# Ejemplo 2.1 M&Ms

Para llevar a cabo estos ejercicios he descargado el documento "mnm_dataset.csv" del repositorio de GitHub: 
https://github.com/databricks/LearningSparkV2/tree/master/chapter2/py/src/data

### Python

    Para ejecutar esta parte:
     Kernel -> Change kernel -> Python 3

Importamos las librerias necesarias:

In [1]:
import sys
from pyspark.sql import SparkSession
from pyspark.sql.functions import count
from pyspark.sql import functions as F

Creamos una SparkSession

In [2]:
spark = (SparkSession
        .builder
        .appName("PythonMnMCount")
        .getOrCreate())

Leemos los datos en un Spark DataFrame: las columnas tienen cabecera y estan separadas por coma

In [3]:
mnm ="C:/Users/nerea.gomez/Documents/Documentacion/Learning Spark/Datasets/mnm_dataset.csv"

In [4]:
mnm_df = (spark.read.format("csv")
 .option("header", "true")
 .option("inferSchema", "true")
 .load(mnm))


Mostramos las cinco primeras filas:

In [5]:
mnm_df.show(n=5, truncate=False)

+-----+------+-----+
|State|Color |Count|
+-----+------+-----+
|TX   |Red   |20   |
|NV   |Blue  |66   |
|CO   |Blue  |79   |
|OR   |Blue  |71   |
|WA   |Yellow|93   |
+-----+------+-----+
only showing top 5 rows



Realizamos una query para ordenar por total de veces los estados y sus colores.

# EXTRACTO DE LA FUENTE:
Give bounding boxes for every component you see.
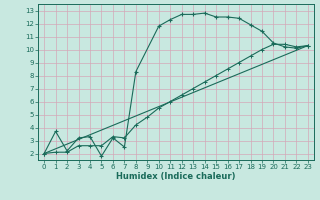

# DESCRIPCIÓN DEL PROBLEMA:
Indique si cada una de estas afirmaciones coincide con el texto de lectura y cite las palabras del texto que lo deciden. 1. El archivo "mnm_dataset.csv" se descargó de un repositorio de GitHub. 2. Las columnas de los datos están separadas por punto y coma. 3. Se muestran las diez primeras filas.

# SALIDA COMPLETA:
1. Sí: «he descargado el documento "mnm_dataset.csv" del repositorio de GitHub».
2. No: «las columnas tienen cabecera y estan separadas por coma».
3. No: «Mostramos las cinco primeras filas».